▶ _Aim of the exercise_
Restate all of the data exactly.

Start

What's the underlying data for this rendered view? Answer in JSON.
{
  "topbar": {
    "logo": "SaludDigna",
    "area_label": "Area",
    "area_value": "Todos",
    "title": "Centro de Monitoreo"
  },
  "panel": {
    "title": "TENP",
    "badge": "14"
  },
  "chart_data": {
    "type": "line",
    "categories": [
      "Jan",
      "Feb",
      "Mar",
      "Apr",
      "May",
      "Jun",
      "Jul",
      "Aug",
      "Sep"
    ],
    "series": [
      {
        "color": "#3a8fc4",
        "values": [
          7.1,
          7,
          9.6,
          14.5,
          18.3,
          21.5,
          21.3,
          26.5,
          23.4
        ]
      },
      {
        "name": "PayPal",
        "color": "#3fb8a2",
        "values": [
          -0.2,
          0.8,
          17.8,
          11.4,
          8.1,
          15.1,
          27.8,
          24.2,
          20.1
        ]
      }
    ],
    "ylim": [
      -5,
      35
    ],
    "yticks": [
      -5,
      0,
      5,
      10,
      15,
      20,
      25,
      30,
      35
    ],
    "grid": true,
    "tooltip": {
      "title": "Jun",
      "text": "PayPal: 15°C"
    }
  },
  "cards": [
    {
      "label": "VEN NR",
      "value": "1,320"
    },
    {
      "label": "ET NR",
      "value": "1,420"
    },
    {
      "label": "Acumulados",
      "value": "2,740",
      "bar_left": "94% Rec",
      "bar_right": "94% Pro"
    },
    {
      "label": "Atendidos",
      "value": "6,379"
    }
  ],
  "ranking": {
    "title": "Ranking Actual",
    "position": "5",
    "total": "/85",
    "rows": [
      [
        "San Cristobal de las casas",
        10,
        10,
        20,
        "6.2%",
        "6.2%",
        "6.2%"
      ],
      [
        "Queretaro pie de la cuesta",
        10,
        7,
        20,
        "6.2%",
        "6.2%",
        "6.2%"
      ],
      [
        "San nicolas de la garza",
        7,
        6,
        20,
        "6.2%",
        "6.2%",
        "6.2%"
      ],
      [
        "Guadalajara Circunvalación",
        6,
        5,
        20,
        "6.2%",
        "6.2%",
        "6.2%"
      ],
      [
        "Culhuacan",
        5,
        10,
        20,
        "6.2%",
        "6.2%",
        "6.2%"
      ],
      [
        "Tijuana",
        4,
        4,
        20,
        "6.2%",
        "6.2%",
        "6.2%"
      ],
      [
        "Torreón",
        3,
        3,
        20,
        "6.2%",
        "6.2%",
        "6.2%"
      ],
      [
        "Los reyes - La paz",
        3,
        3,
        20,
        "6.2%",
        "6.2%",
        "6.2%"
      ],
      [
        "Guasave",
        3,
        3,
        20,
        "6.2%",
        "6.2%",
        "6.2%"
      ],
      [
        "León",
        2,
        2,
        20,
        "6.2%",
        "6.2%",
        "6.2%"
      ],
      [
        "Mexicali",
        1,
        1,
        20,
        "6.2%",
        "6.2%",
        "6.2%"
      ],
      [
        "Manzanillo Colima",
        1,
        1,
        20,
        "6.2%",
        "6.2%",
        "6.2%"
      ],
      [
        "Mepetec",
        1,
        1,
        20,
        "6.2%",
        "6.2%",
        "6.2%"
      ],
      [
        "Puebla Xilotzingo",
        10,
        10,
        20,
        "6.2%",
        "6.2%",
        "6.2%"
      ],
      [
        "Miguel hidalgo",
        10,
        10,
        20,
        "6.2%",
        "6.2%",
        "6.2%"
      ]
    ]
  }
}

End

▶ _Finished answer_
What's the underlying data for this rendered view? Answer in JSON.
{
  "topbar": {
    "logo": "SaludDigna",
    "area_label": "Area",
    "area_value": "Todos",
    "title": "Centro de Monitoreo"
  },
  "panel": {
    "title": "TENP",
    "badge": "14"
  },
  "chart_data": {
    "type": "line",
    "categories": [
      "Jan",
      "Feb",
      "Mar",
      "Apr",
      "May",
      "Jun",
      "Jul",
      "Aug",
      "Sep"
    ],
    "series": [
      {
        "color": "#3a8fc4",
        "values": [
          7.1,
          7,
          9.6,
          14.5,
          18.3,
          21.5,
          21.3,
          26.5,
          23.4
        ]
      },
      {
        "name": "PayPal",
        "color": "#3fb8a2",
        "values": [
          -0.2,
          0.8,
          17.8,
          11.4,
          8.1,
          15.1,
          27.8,
          24.2,
          20.1
        ]
      }
    ],
    "ylim": [
      -5,
      35
    ],
    "yticks": [
      -5,
      0,
      5,
      10,
      15,
      20,
      25,
      30,
      35
    ],
    "grid": true,
    "tooltip": {
      "title": "Jun",
      "text": "PayPal: 15°C"
    }
  },
  "cards": [
    {
      "label": "VEN NR",
      "value": "1,320"
    },
    {
      "label": "ET NR",
      "value": "1,420"
    },
    {
      "label": "Acumulados",
      "value": "2,740",
      "bar_left": "94% Rec",
      "bar_right": "94% Pro"
    },
    {
      "label": "Atendidos",
      "value": "6,379"
    }
  ],
  "ranking": {
    "title": "Ranking Actual",
    "position": "5",
    "total": "/85",
    "rows": [
      [
        "San Cristobal de las casas",
        10,
        10,
        20,
        "6.2%",
        "6.2%",
        "6.2%"
      ],
      [
        "Queretaro pie de la cuesta",
        10,
        7,
        20,
        "6.2%",
        "6.2%",
        "6.2%"
      ],
      [
        "San nicolas de la garza",
        7,
        6,
        20,
        "6.2%",
        "6.2%",
        "6.2%"
      ],
      [
        "Guadalajara Circunvalación",
        6,
        5,
        20,
        "6.2%",
        "6.2%",
        "6.2%"
      ],
      [
        "Culhuacan",
        5,
        10,
        20,
        "6.2%",
        "6.2%",
        "6.2%"
      ],
      [
        "Tijuana",
        4,
        4,
        20,
        "6.2%",
        "6.2%",
        "6.2%"
      ],
      [
        "Torreón",
        3,
        3,
        20,
        "6.2%",
        "6.2%",
        "6.2%"
      ],
      [
        "Los reyes - La paz",
        3,
        3,
        20,
        "6.2%",
        "6.2%",
        "6.2%"
      ],
      [
        "Guasave",
        3,
        3,
        20,
        "6.2%",
        "6.2%",
        "6.2%"
      ],
      [
        "León",
        2,
        2,
        20,
        "6.2%",
        "6.2%",
        "6.2%"
      ],
      [
        "Mexicali",
        1,
        1,
        20,
        "6.2%",
        "6.2%",
        "6.2%"
      ],
      [
        "Manzanillo Colima",
        1,
        1,
        20,
        "6.2%",
        "6.2%",
        "6.2%"
      ],
      [
        "Mepetec",
        1,
        1,
        20,
        "6.2%",
        "6.2%",
        "6.2%"
      ],
      [
        "Puebla Xilotzingo",
        10,
        10,
        20,
        "6.2%",
        "6.2%",
        "6.2%"
      ],
      [
        "Miguel hidalgo",
        10,
        10,
        20,
        "6.2%",
        "6.2%",
        "6.2%"
      ]
    ]
  }
}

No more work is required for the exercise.